§ What is needed: Format all of the rows below as a JSON array of strings, one string per line, skipping any blank lines.

§ Data to use:
------------------------------------
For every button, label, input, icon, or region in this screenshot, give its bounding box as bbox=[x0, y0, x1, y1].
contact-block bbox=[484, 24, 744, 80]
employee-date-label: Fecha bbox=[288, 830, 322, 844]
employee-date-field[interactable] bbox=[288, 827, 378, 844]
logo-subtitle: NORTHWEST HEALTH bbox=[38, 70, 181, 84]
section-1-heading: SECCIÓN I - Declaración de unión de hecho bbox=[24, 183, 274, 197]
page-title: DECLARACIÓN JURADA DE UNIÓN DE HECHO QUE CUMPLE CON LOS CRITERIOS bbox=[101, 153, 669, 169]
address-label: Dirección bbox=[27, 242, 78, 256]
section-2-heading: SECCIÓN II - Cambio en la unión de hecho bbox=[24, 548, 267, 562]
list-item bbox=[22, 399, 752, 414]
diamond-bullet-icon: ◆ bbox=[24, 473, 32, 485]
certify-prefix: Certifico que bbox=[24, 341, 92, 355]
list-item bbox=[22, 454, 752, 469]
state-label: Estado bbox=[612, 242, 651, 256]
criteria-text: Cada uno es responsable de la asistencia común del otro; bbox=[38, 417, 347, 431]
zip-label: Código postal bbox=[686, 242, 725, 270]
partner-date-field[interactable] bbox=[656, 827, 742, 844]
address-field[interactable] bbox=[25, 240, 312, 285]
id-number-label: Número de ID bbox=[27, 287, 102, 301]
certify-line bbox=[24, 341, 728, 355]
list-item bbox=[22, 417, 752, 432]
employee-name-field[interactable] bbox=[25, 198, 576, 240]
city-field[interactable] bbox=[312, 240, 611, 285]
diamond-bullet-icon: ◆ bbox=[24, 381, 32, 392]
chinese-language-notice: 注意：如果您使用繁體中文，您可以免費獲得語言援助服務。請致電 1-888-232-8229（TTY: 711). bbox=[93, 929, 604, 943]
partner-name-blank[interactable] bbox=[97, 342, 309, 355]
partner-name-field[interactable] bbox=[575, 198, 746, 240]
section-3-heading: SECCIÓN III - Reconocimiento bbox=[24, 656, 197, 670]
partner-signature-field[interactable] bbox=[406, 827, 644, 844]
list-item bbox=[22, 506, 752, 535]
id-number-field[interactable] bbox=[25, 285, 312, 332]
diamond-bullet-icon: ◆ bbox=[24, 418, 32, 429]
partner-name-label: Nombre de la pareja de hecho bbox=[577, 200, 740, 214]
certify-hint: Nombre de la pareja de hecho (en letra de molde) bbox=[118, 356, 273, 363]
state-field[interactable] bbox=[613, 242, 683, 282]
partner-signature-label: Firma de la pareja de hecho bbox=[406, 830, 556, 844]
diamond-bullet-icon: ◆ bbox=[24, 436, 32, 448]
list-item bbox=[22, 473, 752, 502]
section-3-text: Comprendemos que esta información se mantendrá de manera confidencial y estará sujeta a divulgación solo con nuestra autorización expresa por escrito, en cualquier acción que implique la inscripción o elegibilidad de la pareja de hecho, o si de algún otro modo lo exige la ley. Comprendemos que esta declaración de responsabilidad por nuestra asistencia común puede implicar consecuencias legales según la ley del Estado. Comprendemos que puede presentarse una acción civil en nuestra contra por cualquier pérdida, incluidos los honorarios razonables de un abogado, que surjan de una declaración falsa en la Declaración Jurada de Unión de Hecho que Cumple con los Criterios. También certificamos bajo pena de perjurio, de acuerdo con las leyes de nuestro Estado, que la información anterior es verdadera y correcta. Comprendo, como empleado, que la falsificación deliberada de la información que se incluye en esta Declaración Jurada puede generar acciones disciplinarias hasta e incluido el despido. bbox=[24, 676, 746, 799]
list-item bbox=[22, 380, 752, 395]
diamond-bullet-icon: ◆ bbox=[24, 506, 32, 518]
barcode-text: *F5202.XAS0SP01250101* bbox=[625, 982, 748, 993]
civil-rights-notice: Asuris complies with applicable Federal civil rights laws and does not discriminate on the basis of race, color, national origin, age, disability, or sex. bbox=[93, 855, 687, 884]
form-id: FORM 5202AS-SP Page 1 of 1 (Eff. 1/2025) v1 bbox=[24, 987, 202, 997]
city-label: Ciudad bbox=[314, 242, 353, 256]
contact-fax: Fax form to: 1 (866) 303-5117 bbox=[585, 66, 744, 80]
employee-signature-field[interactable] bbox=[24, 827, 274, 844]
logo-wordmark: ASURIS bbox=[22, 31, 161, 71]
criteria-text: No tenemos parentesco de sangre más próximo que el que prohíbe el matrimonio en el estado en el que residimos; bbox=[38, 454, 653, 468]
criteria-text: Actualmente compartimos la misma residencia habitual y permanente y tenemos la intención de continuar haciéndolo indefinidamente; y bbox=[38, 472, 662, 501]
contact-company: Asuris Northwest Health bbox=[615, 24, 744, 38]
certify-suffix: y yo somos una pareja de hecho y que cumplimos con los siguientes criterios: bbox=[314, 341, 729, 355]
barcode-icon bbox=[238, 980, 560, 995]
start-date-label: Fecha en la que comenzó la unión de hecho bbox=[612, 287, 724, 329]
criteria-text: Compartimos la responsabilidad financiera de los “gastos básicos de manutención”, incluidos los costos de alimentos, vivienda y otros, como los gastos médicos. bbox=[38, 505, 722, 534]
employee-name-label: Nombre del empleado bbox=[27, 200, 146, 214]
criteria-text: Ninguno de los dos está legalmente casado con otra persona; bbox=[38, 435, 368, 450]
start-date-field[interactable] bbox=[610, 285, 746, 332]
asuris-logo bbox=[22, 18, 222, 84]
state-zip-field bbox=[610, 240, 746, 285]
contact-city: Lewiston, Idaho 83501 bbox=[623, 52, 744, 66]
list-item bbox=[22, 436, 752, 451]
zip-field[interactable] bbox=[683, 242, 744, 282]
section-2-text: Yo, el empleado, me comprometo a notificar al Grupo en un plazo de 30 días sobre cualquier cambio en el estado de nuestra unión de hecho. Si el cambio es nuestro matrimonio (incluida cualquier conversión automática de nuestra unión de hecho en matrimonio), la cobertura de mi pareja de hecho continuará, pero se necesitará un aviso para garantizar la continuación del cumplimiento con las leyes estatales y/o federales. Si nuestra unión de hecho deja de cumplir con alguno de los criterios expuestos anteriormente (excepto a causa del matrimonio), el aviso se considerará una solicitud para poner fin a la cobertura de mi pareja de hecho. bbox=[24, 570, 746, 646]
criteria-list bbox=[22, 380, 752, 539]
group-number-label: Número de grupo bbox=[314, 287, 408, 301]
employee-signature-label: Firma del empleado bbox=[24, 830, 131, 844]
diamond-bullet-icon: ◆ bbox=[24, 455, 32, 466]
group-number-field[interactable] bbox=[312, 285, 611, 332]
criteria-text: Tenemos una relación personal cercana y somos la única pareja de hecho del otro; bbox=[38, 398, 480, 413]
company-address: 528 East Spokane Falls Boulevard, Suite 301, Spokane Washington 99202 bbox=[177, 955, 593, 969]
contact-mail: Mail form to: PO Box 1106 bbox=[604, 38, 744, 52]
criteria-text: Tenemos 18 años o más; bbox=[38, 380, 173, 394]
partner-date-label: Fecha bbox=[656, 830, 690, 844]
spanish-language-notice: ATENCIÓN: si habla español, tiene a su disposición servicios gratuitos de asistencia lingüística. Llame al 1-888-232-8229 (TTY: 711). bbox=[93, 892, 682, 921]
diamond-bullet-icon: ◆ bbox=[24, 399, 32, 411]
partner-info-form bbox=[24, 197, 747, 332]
------------------------------------
§ Task solution:
[
  "For every button, label, input, icon, or region in this screenshot, give its bounding box as bbox=[x0, y0, x1, y1].",
  "contact-block bbox=[484, 24, 744, 80]",
  "employee-date-label: Fecha bbox=[288, 830, 322, 844]",
  "employee-date-field[interactable] bbox=[288, 827, 378, 844]",
  "logo-subtitle: NORTHWEST HEALTH bbox=[38, 70, 181, 84]",
  "section-1-heading: SECCIÓN I - Declaración de unión de hecho bbox=[24, 183, 274, 197]",
  "page-title: DECLARACIÓN JURADA DE UNIÓN DE HECHO QUE CUMPLE CON LOS CRITERIOS bbox=[101, 153, 669, 169]",
  "address-label: Dirección bbox=[27, 242, 78, 256]",
  "section-2-heading: SECCIÓN II - Cambio en la unión de hecho bbox=[24, 548, 267, 562]",
  "list-item bbox=[22, 399, 752, 414]",
  "diamond-bullet-icon: ◆ bbox=[24, 473, 32, 485]",
  "certify-prefix: Certifico que bbox=[24, 341, 92, 355]",
  "list-item bbox=[22, 454, 752, 469]",
  "state-label: Estado bbox=[612, 242, 651, 256]",
  "criteria-text: Cada uno es responsable de la asistencia común del otro; bbox=[38, 417, 347, 431]",
  "zip-label: Código postal bbox=[686, 242, 725, 270]",
  "partner-date-field[interactable] bbox=[656, 827, 742, 844]",
  "address-field[interactable] bbox=[25, 240, 312, 285]",
  "id-number-label: Número de ID bbox=[27, 287, 102, 301]",
  "certify-line bbox=[24, 341, 728, 355]",
  "list-item bbox=[22, 417, 752, 432]",
  "employee-name-field[interactable] bbox=[25, 198, 576, 240]",
  "city-field[interactable] bbox=[312, 240, 611, 285]",
  "diamond-bullet-icon: ◆ bbox=[24, 381, 32, 392]",
  "chinese-language-notice: 注意：如果您使用繁體中文，您可以免費獲得語言援助服務。請致電 1-888-232-8229（TTY: 711). bbox=[93, 929, 604, 943]",
  "partner-name-blank[interactable] bbox=[97, 342, 309, 355]",
  "partner-name-field[interactable] bbox=[575, 198, 746, 240]",
  "section-3-heading: SECCIÓN III - Reconocimiento bbox=[24, 656, 197, 670]",
  "partner-signature-field[interactable] bbox=[406, 827, 644, 844]",
  "list-item bbox=[22, 506, 752, 535]",
  "id-number-field[interactable] bbox=[25, 285, 312, 332]",
  "diamond-bullet-icon: ◆ bbox=[24, 418, 32, 429]",
  "partner-name-label: Nombre de la pareja de hecho bbox=[577, 200, 740, 214]",
  "certify-hint: Nombre de la pareja de hecho (en letra de molde) bbox=[118, 356, 273, 363]",
  "state-field[interactable] bbox=[613, 242, 683, 282]",
  "partner-signature-label: Firma de la pareja de hecho bbox=[406, 830, 556, 844]",
  "diamond-bullet-icon: ◆ bbox=[24, 436, 32, 448]",
  "list-item bbox=[22, 473, 752, 502]",
  "section-3-text: Comprendemos que esta información se mantendrá de manera confidencial y estará sujeta a divulgación solo con nuestra autorización expresa por escrito, en cualquier acción que implique la inscripción o elegibilidad de la pareja de hecho, o si de algún otro modo lo exige la ley. Comprendemos que esta declaración de responsabilidad por nuestra asistencia común puede implicar consecuencias legales según la ley del Estado. Comprendemos que puede presentarse una acción civil en nuestra contra por cualquier pérdida, incluidos los honorarios razonables de un abogado, que surjan de una declaración falsa en la Declaración Jurada de Unión de Hecho que Cumple con los Criterios. También certificamos bajo pena de perjurio, de acuerdo con las leyes de nuestro Estado, que la información anterior es verdadera y correcta. Comprendo, como empleado, que la falsificación deliberada de la información que se incluye en esta Declaración Jurada puede generar acciones disciplinarias hasta e incluido el despido. bbox=[24, 676, 746, 799]",
  "list-item bbox=[22, 380, 752, 395]",
  "diamond-bullet-icon: ◆ bbox=[24, 506, 32, 518]",
  "barcode-text: *F5202.XAS0SP01250101* bbox=[625, 982, 748, 993]",
  "civil-rights-notice: Asuris complies with applicable Federal civil rights laws and does not discriminate on the basis of race, color, national origin, age, disability, or sex. bbox=[93, 855, 687, 884]",
  "form-id: FORM 5202AS-SP Page 1 of 1 (Eff. 1/2025) v1 bbox=[24, 987, 202, 997]",
  "city-label: Ciudad bbox=[314, 242, 353, 256]",
  "contact-fax: Fax form to: 1 (866) 303-5117 bbox=[585, 66, 744, 80]",
  "employee-signature-field[interactable] bbox=[24, 827, 274, 844]",
  "logo-wordmark: ASURIS bbox=[22, 31, 161, 71]",
  "criteria-text: No tenemos parentesco de sangre más próximo que el que prohíbe el matrimonio en el estado en el que residimos; bbox=[38, 454, 653, 468]",
  "criteria-text: Actualmente compartimos la misma residencia habitual y permanente y tenemos la intención de continuar haciéndolo indefinidamente; y bbox=[38, 472, 662, 501]",
  "contact-company: Asuris Northwest Health bbox=[615, 24, 744, 38]",
  "certify-suffix: y yo somos una pareja de hecho y que cumplimos con los siguientes criterios: bbox=[314, 341, 729, 355]",
  "barcode-icon bbox=[238, 980, 560, 995]",
  "start-date-label: Fecha en la que comenzó la unión de hecho bbox=[612, 287, 724, 329]",
  "criteria-text: Compartimos la responsabilidad financiera de los “gastos básicos de manutención”, incluidos los costos de alimentos, vivienda y otros, como los gastos médicos. bbox=[38, 505, 722, 534]",
  "employee-name-label: Nombre del empleado bbox=[27, 200, 146, 214]",
  "criteria-text: Ninguno de los dos está legalmente casado con otra persona; bbox=[38, 435, 368, 450]",
  "start-date-field[interactable] bbox=[610, 285, 746, 332]",
  "asuris-logo bbox=[22, 18, 222, 84]",
  "state-zip-field bbox=[610, 240, 746, 285]",
  "contact-city: Lewiston, Idaho 83501 bbox=[623, 52, 744, 66]",
  "list-item bbox=[22, 436, 752, 451]",
  "zip-field[interactable] bbox=[683, 242, 744, 282]",
  "section-2-text: Yo, el empleado, me comprometo a notificar al Grupo en un plazo de 30 días sobre cualquier cambio en el estado de nuestra unión de hecho. Si el cambio es nuestro matrimonio (incluida cualquier conversión automática de nuestra unión de hecho en matrimonio), la cobertura de mi pareja de hecho continuará, pero se necesitará un aviso para garantizar la continuación del cumplimiento con las leyes estatales y/o federales. Si nuestra unión de hecho deja de cumplir con alguno de los criterios expuestos anteriormente (excepto a causa del matrimonio), el aviso se considerará una solicitud para poner fin a la cobertura de mi pareja de hecho. bbox=[24, 570, 746, 646]",
  "criteria-list bbox=[22, 380, 752, 539]",
  "group-number-label: Número de grupo bbox=[314, 287, 408, 301]",
  "employee-signature-label: Firma del empleado bbox=[24, 830, 131, 844]",
  "diamond-bullet-icon: ◆ bbox=[24, 455, 32, 466]",
  "group-number-field[interactable] bbox=[312, 285, 611, 332]",
  "criteria-text: Tenemos una relación personal cercana y somos la única pareja de hecho del otro; bbox=[38, 398, 480, 413]",
  "company-address: 528 East Spokane Falls Boulevard, Suite 301, Spokane Washington 99202 bbox=[177, 955, 593, 969]",
  "contact-mail: Mail form to: PO Box 1106 bbox=[604, 38, 744, 52]",
  "criteria-text: Tenemos 18 años o más; bbox=[38, 380, 173, 394]",
  "partner-date-label: Fecha bbox=[656, 830, 690, 844]",
  "spanish-language-notice: ATENCIÓN: si habla español, tiene a su disposición servicios gratuitos de asistencia lingüística. Llame al 1-888-232-8229 (TTY: 711). bbox=[93, 892, 682, 921]",
  "diamond-bullet-icon: ◆ bbox=[24, 399, 32, 411]",
  "partner-info-form bbox=[24, 197, 747, 332]"
]